Materials provided:
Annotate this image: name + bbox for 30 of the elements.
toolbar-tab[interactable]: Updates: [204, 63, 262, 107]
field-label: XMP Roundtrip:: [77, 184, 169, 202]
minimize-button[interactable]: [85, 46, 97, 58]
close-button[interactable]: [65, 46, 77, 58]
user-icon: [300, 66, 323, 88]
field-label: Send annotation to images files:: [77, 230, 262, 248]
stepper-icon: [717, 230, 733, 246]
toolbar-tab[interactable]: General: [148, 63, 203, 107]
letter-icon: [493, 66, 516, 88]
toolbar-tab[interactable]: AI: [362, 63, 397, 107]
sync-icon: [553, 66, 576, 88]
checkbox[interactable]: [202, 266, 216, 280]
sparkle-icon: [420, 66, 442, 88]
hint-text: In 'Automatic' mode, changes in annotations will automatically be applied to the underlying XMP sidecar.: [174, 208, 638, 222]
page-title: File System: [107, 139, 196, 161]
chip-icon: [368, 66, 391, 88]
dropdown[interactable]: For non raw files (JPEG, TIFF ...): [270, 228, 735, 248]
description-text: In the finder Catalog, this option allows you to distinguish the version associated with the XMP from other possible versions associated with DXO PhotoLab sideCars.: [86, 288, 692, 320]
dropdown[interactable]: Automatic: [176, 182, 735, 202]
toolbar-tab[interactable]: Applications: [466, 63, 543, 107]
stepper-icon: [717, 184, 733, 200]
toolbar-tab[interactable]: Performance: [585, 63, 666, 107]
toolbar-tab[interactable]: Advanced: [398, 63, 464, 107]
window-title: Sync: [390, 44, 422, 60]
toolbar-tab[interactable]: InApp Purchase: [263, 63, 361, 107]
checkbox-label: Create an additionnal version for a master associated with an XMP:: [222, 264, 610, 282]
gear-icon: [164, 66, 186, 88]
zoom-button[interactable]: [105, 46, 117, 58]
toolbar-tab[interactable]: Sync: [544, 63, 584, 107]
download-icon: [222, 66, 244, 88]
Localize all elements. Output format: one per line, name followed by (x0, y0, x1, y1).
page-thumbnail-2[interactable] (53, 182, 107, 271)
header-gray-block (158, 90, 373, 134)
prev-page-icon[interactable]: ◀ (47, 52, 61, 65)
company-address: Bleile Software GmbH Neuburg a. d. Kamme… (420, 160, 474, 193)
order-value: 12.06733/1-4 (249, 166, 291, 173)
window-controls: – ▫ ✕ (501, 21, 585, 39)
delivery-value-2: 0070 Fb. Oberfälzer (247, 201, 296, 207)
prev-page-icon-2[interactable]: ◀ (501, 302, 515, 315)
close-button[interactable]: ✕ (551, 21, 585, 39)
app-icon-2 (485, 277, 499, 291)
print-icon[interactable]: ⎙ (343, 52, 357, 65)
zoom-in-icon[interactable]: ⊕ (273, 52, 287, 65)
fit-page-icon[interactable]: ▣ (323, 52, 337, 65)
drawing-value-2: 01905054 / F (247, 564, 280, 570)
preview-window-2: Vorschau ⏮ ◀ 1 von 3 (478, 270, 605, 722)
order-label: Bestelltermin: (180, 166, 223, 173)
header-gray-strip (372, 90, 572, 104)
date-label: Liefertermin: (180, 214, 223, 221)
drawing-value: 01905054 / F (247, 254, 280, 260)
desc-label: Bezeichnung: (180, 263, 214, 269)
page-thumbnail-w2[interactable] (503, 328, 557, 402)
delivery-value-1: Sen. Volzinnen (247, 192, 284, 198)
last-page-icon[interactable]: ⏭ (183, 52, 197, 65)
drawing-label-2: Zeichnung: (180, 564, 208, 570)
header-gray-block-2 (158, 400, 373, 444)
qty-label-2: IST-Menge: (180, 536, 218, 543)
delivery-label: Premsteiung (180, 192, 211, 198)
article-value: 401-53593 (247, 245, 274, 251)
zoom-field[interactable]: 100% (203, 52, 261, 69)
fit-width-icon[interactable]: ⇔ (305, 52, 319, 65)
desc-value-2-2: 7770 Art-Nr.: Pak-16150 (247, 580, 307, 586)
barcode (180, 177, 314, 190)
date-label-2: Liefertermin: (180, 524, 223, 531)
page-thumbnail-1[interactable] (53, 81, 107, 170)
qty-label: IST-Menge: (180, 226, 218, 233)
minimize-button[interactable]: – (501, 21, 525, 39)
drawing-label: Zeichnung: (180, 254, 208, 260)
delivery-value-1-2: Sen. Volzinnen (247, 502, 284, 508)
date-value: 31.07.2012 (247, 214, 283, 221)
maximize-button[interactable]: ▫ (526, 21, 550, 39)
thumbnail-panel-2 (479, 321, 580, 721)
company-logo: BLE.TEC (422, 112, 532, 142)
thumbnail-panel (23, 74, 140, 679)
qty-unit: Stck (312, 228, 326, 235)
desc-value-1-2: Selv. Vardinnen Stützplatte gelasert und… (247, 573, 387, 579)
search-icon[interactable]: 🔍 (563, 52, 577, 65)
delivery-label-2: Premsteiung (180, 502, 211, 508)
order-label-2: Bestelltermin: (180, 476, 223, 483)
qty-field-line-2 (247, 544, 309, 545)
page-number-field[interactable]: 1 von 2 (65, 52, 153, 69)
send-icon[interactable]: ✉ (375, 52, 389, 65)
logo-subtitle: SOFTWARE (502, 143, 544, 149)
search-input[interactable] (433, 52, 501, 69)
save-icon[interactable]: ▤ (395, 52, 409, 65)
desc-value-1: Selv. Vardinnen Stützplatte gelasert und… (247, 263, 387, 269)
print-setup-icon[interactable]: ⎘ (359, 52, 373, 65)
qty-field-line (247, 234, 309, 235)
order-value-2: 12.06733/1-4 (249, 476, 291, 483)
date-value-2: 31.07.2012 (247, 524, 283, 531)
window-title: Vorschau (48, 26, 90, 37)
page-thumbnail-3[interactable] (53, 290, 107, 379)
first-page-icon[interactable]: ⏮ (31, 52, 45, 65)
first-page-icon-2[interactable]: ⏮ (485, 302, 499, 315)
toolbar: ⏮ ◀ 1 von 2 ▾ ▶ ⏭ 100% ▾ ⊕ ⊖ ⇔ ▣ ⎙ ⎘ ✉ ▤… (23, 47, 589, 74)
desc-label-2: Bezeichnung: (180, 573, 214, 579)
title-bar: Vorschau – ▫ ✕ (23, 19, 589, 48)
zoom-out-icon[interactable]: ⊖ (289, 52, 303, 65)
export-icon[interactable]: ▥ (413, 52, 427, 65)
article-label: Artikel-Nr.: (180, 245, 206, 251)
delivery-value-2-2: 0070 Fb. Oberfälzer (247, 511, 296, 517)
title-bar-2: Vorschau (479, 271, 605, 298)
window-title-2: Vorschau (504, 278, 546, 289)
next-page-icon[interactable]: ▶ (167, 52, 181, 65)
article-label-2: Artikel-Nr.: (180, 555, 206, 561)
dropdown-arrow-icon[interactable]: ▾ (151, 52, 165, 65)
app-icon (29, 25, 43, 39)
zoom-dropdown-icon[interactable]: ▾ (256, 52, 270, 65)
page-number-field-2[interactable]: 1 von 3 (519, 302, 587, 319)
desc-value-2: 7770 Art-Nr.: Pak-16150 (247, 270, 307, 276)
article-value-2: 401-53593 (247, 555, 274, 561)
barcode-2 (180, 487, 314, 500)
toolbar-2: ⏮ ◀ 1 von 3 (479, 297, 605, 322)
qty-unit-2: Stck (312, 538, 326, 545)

What needs to be done:
Update the entries above by putting "items" in place of every "elements", and leave everything else unchanged.

Response to this exercise:
Annotate this image: name + bbox for 30 of the items.
toolbar-tab[interactable]: Updates: [204, 63, 262, 107]
field-label: XMP Roundtrip:: [77, 184, 169, 202]
minimize-button[interactable]: [85, 46, 97, 58]
close-button[interactable]: [65, 46, 77, 58]
user-icon: [300, 66, 323, 88]
field-label: Send annotation to images files:: [77, 230, 262, 248]
stepper-icon: [717, 230, 733, 246]
toolbar-tab[interactable]: General: [148, 63, 203, 107]
letter-icon: [493, 66, 516, 88]
toolbar-tab[interactable]: AI: [362, 63, 397, 107]
sync-icon: [553, 66, 576, 88]
checkbox[interactable]: [202, 266, 216, 280]
sparkle-icon: [420, 66, 442, 88]
hint-text: In 'Automatic' mode, changes in annotations will automatically be applied to the underlying XMP sidecar.: [174, 208, 638, 222]
page-title: File System: [107, 139, 196, 161]
chip-icon: [368, 66, 391, 88]
dropdown[interactable]: For non raw files (JPEG, TIFF ...): [270, 228, 735, 248]
description-text: In the finder Catalog, this option allows you to distinguish the version associated with the XMP from other possible versions associated with DXO PhotoLab sideCars.: [86, 288, 692, 320]
dropdown[interactable]: Automatic: [176, 182, 735, 202]
toolbar-tab[interactable]: Applications: [466, 63, 543, 107]
stepper-icon: [717, 184, 733, 200]
toolbar-tab[interactable]: Performance: [585, 63, 666, 107]
toolbar-tab[interactable]: Advanced: [398, 63, 464, 107]
window-title: Sync: [390, 44, 422, 60]
toolbar-tab[interactable]: InApp Purchase: [263, 63, 361, 107]
checkbox-label: Create an additionnal version for a master associated with an XMP:: [222, 264, 610, 282]
gear-icon: [164, 66, 186, 88]
zoom-button[interactable]: [105, 46, 117, 58]
toolbar-tab[interactable]: Sync: [544, 63, 584, 107]
download-icon: [222, 66, 244, 88]
Localize all items. Output format: one per line, name followed by (x0, y0, x1, y1).
page-thumbnail-2[interactable] (53, 182, 107, 271)
header-gray-block (158, 90, 373, 134)
prev-page-icon[interactable]: ◀ (47, 52, 61, 65)
company-address: Bleile Software GmbH Neuburg a. d. Kamme… (420, 160, 474, 193)
order-value: 12.06733/1-4 (249, 166, 291, 173)
window-controls: – ▫ ✕ (501, 21, 585, 39)
delivery-value-2: 0070 Fb. Oberfälzer (247, 201, 296, 207)
prev-page-icon-2[interactable]: ◀ (501, 302, 515, 315)
close-button[interactable]: ✕ (551, 21, 585, 39)
app-icon-2 (485, 277, 499, 291)
print-icon[interactable]: ⎙ (343, 52, 357, 65)
zoom-in-icon[interactable]: ⊕ (273, 52, 287, 65)
fit-page-icon[interactable]: ▣ (323, 52, 337, 65)
drawing-value-2: 01905054 / F (247, 564, 280, 570)
preview-window-2: Vorschau ⏮ ◀ 1 von 3 (478, 270, 605, 722)
order-label: Bestelltermin: (180, 166, 223, 173)
header-gray-strip (372, 90, 572, 104)
date-label: Liefertermin: (180, 214, 223, 221)
drawing-value: 01905054 / F (247, 254, 280, 260)
desc-label: Bezeichnung: (180, 263, 214, 269)
page-thumbnail-w2[interactable] (503, 328, 557, 402)
delivery-value-1: Sen. Volzinnen (247, 192, 284, 198)
last-page-icon[interactable]: ⏭ (183, 52, 197, 65)
drawing-label-2: Zeichnung: (180, 564, 208, 570)
header-gray-block-2 (158, 400, 373, 444)
qty-label-2: IST-Menge: (180, 536, 218, 543)
delivery-label: Premsteiung (180, 192, 211, 198)
article-value: 401-53593 (247, 245, 274, 251)
zoom-field[interactable]: 100% (203, 52, 261, 69)
fit-width-icon[interactable]: ⇔ (305, 52, 319, 65)
desc-value-2-2: 7770 Art-Nr.: Pak-16150 (247, 580, 307, 586)
barcode (180, 177, 314, 190)
date-label-2: Liefertermin: (180, 524, 223, 531)
page-thumbnail-1[interactable] (53, 81, 107, 170)
qty-label: IST-Menge: (180, 226, 218, 233)
minimize-button[interactable]: – (501, 21, 525, 39)
drawing-label: Zeichnung: (180, 254, 208, 260)
delivery-value-1-2: Sen. Volzinnen (247, 502, 284, 508)
date-value: 31.07.2012 (247, 214, 283, 221)
maximize-button[interactable]: ▫ (526, 21, 550, 39)
thumbnail-panel-2 (479, 321, 580, 721)
company-logo: BLE.TEC (422, 112, 532, 142)
thumbnail-panel (23, 74, 140, 679)
qty-unit: Stck (312, 228, 326, 235)
desc-value-1-2: Selv. Vardinnen Stützplatte gelasert und… (247, 573, 387, 579)
search-icon[interactable]: 🔍 (563, 52, 577, 65)
delivery-label-2: Premsteiung (180, 502, 211, 508)
order-label-2: Bestelltermin: (180, 476, 223, 483)
qty-field-line-2 (247, 544, 309, 545)
page-number-field[interactable]: 1 von 2 (65, 52, 153, 69)
send-icon[interactable]: ✉ (375, 52, 389, 65)
logo-subtitle: SOFTWARE (502, 143, 544, 149)
search-input[interactable] (433, 52, 501, 69)
save-icon[interactable]: ▤ (395, 52, 409, 65)
desc-value-1: Selv. Vardinnen Stützplatte gelasert und… (247, 263, 387, 269)
print-setup-icon[interactable]: ⎘ (359, 52, 373, 65)
qty-field-line (247, 234, 309, 235)
order-value-2: 12.06733/1-4 (249, 476, 291, 483)
date-value-2: 31.07.2012 (247, 524, 283, 531)
window-title: Vorschau (48, 26, 90, 37)
page-thumbnail-3[interactable] (53, 290, 107, 379)
first-page-icon[interactable]: ⏮ (31, 52, 45, 65)
first-page-icon-2[interactable]: ⏮ (485, 302, 499, 315)
toolbar: ⏮ ◀ 1 von 2 ▾ ▶ ⏭ 100% ▾ ⊕ ⊖ ⇔ ▣ ⎙ ⎘ ✉ ▤… (23, 47, 589, 74)
desc-label-2: Bezeichnung: (180, 573, 214, 579)
title-bar: Vorschau – ▫ ✕ (23, 19, 589, 48)
zoom-out-icon[interactable]: ⊖ (289, 52, 303, 65)
export-icon[interactable]: ▥ (413, 52, 427, 65)
article-label: Artikel-Nr.: (180, 245, 206, 251)
delivery-value-2-2: 0070 Fb. Oberfälzer (247, 511, 296, 517)
title-bar-2: Vorschau (479, 271, 605, 298)
window-title-2: Vorschau (504, 278, 546, 289)
next-page-icon[interactable]: ▶ (167, 52, 181, 65)
article-label-2: Artikel-Nr.: (180, 555, 206, 561)
dropdown-arrow-icon[interactable]: ▾ (151, 52, 165, 65)
app-icon (29, 25, 43, 39)
zoom-dropdown-icon[interactable]: ▾ (256, 52, 270, 65)
page-number-field-2[interactable]: 1 von 3 (519, 302, 587, 319)
desc-value-2: 7770 Art-Nr.: Pak-16150 (247, 270, 307, 276)
article-value-2: 401-53593 (247, 555, 274, 561)
barcode-2 (180, 487, 314, 500)
toolbar-2: ⏮ ◀ 1 von 3 (479, 297, 605, 322)
qty-unit-2: Stck (312, 538, 326, 545)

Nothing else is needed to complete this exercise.